# WHAT THIS TASK INVOLVES
Your answer should consist of the lines in the following data that contain "Glioma".

*** EXTRACTED ENTRIES ***

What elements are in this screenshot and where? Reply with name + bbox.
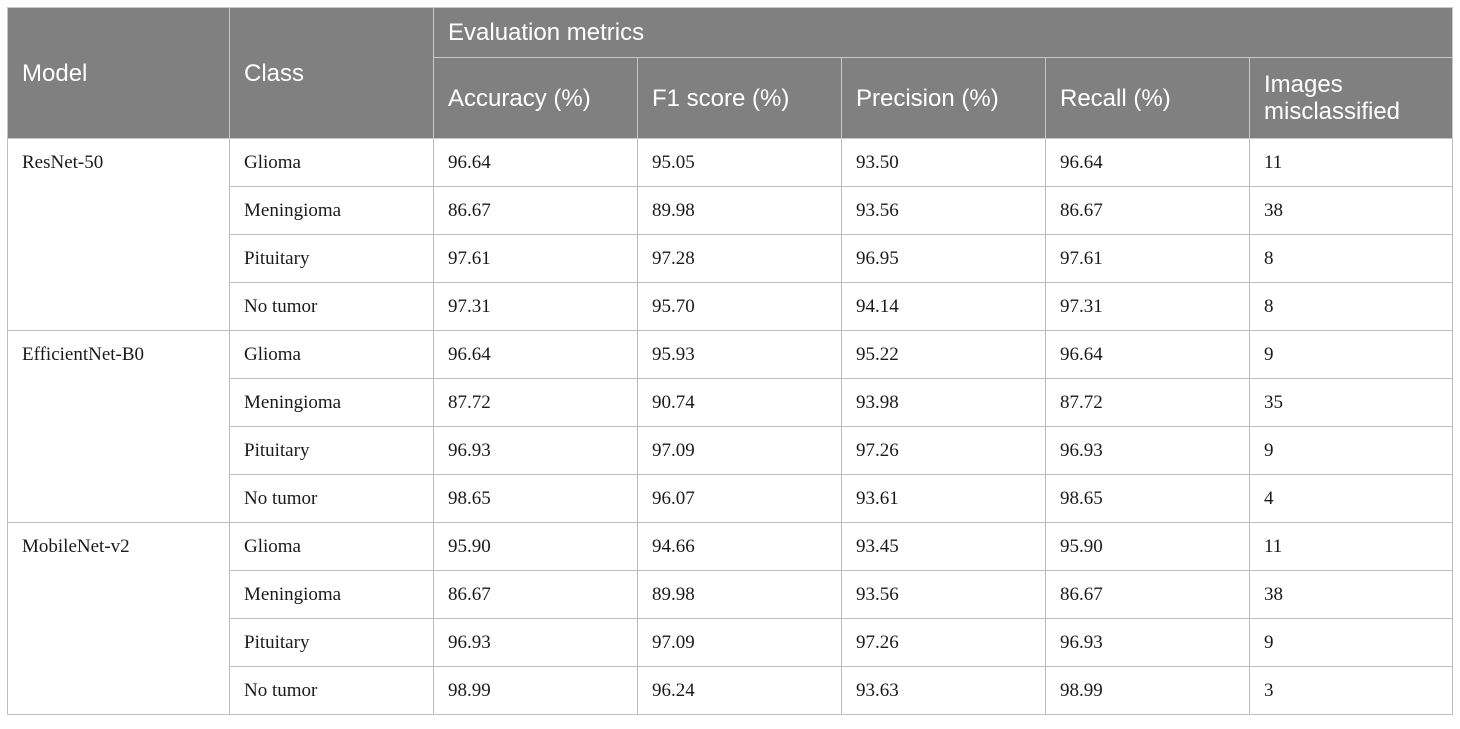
f1-score-cell: 90.74 bbox=[637, 378, 842, 427]
class-cell: No tumor bbox=[229, 282, 434, 331]
accuracy-cell: 86.67 bbox=[433, 186, 638, 235]
precision-cell: 93.61 bbox=[841, 474, 1046, 523]
table-row: Meningioma 87.72 90.74 93.98 87.72 35 bbox=[8, 378, 1454, 427]
accuracy-cell: 87.72 bbox=[433, 378, 638, 427]
f1-score-cell: 94.66 bbox=[637, 522, 842, 571]
precision-cell: 93.56 bbox=[841, 570, 1046, 619]
misclassified-cell: 35 bbox=[1248, 378, 1454, 427]
class-cell: No tumor bbox=[229, 666, 434, 715]
recall-cell: 86.67 bbox=[1045, 570, 1250, 619]
misclassified-cell: 4 bbox=[1248, 474, 1454, 523]
class-cell: Pituitary bbox=[229, 426, 434, 475]
header-f1-score: F1 score (%) bbox=[637, 57, 842, 139]
recall-cell: 86.67 bbox=[1045, 186, 1250, 235]
accuracy-cell: 95.90 bbox=[433, 522, 638, 571]
f1-score-cell: 95.70 bbox=[637, 282, 842, 331]
table-row: Pituitary 96.93 97.09 97.26 96.93 9 bbox=[8, 618, 1454, 667]
f1-score-cell: 89.98 bbox=[637, 570, 842, 619]
f1-score-cell: 89.98 bbox=[637, 186, 842, 235]
accuracy-cell: 98.65 bbox=[433, 474, 638, 523]
accuracy-cell: 98.99 bbox=[433, 666, 638, 715]
precision-cell: 93.56 bbox=[841, 186, 1046, 235]
misclassified-cell: 9 bbox=[1248, 330, 1454, 379]
table-body: ResNet-50 Glioma 96.64 95.05 93.50 96.64 11 Men… bbox=[7, 138, 1454, 715]
accuracy-cell: 86.67 bbox=[433, 570, 638, 619]
class-cell: Glioma bbox=[229, 330, 434, 379]
accuracy-cell: 96.64 bbox=[433, 330, 638, 379]
class-cell: Pituitary bbox=[229, 234, 434, 283]
class-cell: Meningioma bbox=[229, 378, 434, 427]
misclassified-cell: 3 bbox=[1248, 666, 1454, 715]
header-class: Class bbox=[229, 7, 434, 139]
precision-cell: 97.26 bbox=[841, 426, 1046, 475]
accuracy-cell: 96.64 bbox=[433, 138, 638, 187]
class-cell: Meningioma bbox=[229, 570, 434, 619]
misclassified-cell: 9 bbox=[1248, 426, 1454, 475]
misclassified-cell: 38 bbox=[1248, 570, 1454, 619]
accuracy-cell: 96.93 bbox=[433, 618, 638, 667]
recall-cell: 96.64 bbox=[1045, 330, 1250, 379]
f1-score-cell: 97.09 bbox=[637, 618, 842, 667]
recall-cell: 96.64 bbox=[1045, 138, 1250, 187]
f1-score-cell: 95.93 bbox=[637, 330, 842, 379]
table-row: Pituitary 97.61 97.28 96.95 97.61 8 bbox=[8, 234, 1454, 283]
table-row: MobileNet-v2 Glioma 95.90 94.66 93.45 95.90 11 bbox=[7, 522, 1454, 715]
table-row: Meningioma 86.67 89.98 93.56 86.67 38 bbox=[8, 186, 1454, 235]
recall-cell: 98.65 bbox=[1045, 474, 1250, 523]
model-cell: MobileNet-v2 bbox=[7, 522, 230, 715]
class-cell: Glioma bbox=[229, 138, 434, 187]
misclassified-cell: 38 bbox=[1248, 186, 1454, 235]
class-cell: Pituitary bbox=[229, 618, 434, 667]
precision-cell: 93.50 bbox=[841, 138, 1046, 187]
header-model: Model bbox=[7, 7, 230, 139]
class-cell: Glioma bbox=[229, 522, 434, 571]
class-cell: Meningioma bbox=[229, 186, 434, 235]
f1-score-cell: 95.05 bbox=[637, 138, 842, 187]
recall-cell: 95.90 bbox=[1045, 522, 1250, 571]
model-cell: EfficientNet-B0 bbox=[7, 330, 230, 523]
precision-cell: 93.98 bbox=[841, 378, 1046, 427]
precision-cell: 94.14 bbox=[841, 282, 1046, 331]
header-evaluation-metrics: Evaluation metrics bbox=[432, 7, 1454, 58]
misclassified-cell: 9 bbox=[1248, 618, 1454, 667]
recall-cell: 96.93 bbox=[1045, 426, 1250, 475]
recall-cell: 98.99 bbox=[1045, 666, 1250, 715]
recall-cell: 97.61 bbox=[1045, 234, 1250, 283]
accuracy-cell: 97.31 bbox=[433, 282, 638, 331]
header-images-misclassified: Images misclassified bbox=[1248, 57, 1454, 139]
f1-score-cell: 96.07 bbox=[637, 474, 842, 523]
precision-cell: 96.95 bbox=[841, 234, 1046, 283]
precision-cell: 93.63 bbox=[841, 666, 1046, 715]
precision-cell: 97.26 bbox=[841, 618, 1046, 667]
table-row: No tumor 98.99 96.24 93.63 98.99 3 bbox=[8, 666, 1454, 715]
table-row: EfficientNet-B0 Glioma 96.64 95.93 95.22 96.6… bbox=[7, 330, 1454, 523]
header-accuracy: Accuracy (%) bbox=[433, 57, 638, 139]
f1-score-cell: 96.24 bbox=[637, 666, 842, 715]
f1-score-cell: 97.09 bbox=[637, 426, 842, 475]
header-recall: Recall (%) bbox=[1045, 57, 1250, 139]
misclassified-cell: 8 bbox=[1248, 282, 1454, 331]
table-row: No tumor 98.65 96.07 93.61 98.65 4 bbox=[8, 474, 1454, 523]
precision-cell: 95.22 bbox=[841, 330, 1046, 379]
accuracy-cell: 97.61 bbox=[433, 234, 638, 283]
misclassified-cell: 8 bbox=[1248, 234, 1454, 283]
table-row: ResNet-50 Glioma 96.64 95.05 93.50 96.64 11 bbox=[7, 138, 1454, 331]
results-table: Model Class Evaluation metrics Accuracy … bbox=[7, 7, 1454, 715]
recall-cell: 97.31 bbox=[1045, 282, 1250, 331]
table-row: Meningioma 86.67 89.98 93.56 86.67 38 bbox=[8, 570, 1454, 619]
table-header: Model Class Evaluation metrics Accuracy … bbox=[7, 7, 1454, 139]
recall-cell: 87.72 bbox=[1045, 378, 1250, 427]
misclassified-cell: 11 bbox=[1248, 138, 1454, 187]
misclassified-cell: 11 bbox=[1248, 522, 1454, 571]
f1-score-cell: 97.28 bbox=[637, 234, 842, 283]
class-cell: No tumor bbox=[229, 474, 434, 523]
model-cell: ResNet-50 bbox=[7, 138, 230, 331]
accuracy-cell: 96.93 bbox=[433, 426, 638, 475]
header-precision: Precision (%) bbox=[841, 57, 1046, 139]
precision-cell: 93.45 bbox=[841, 522, 1046, 571]
recall-cell: 96.93 bbox=[1045, 618, 1250, 667]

*** End of EXTRACTED ENTRIES ***

# SOLVED PROBLEM
table-body: ResNet-50 Glioma 96.64 95.05 93.50 96.64 11 Men… bbox=[7, 138, 1454, 715]
class-cell: Glioma bbox=[229, 330, 434, 379]
table-row: MobileNet-v2 Glioma 95.90 94.66 93.45 95.90 11 bbox=[7, 522, 1454, 715]
class-cell: Glioma bbox=[229, 138, 434, 187]
class-cell: Glioma bbox=[229, 522, 434, 571]
table-row: EfficientNet-B0 Glioma 96.64 95.93 95.22 96.6… bbox=[7, 330, 1454, 523]
table-row: ResNet-50 Glioma 96.64 95.05 93.50 96.64 11 bbox=[7, 138, 1454, 331]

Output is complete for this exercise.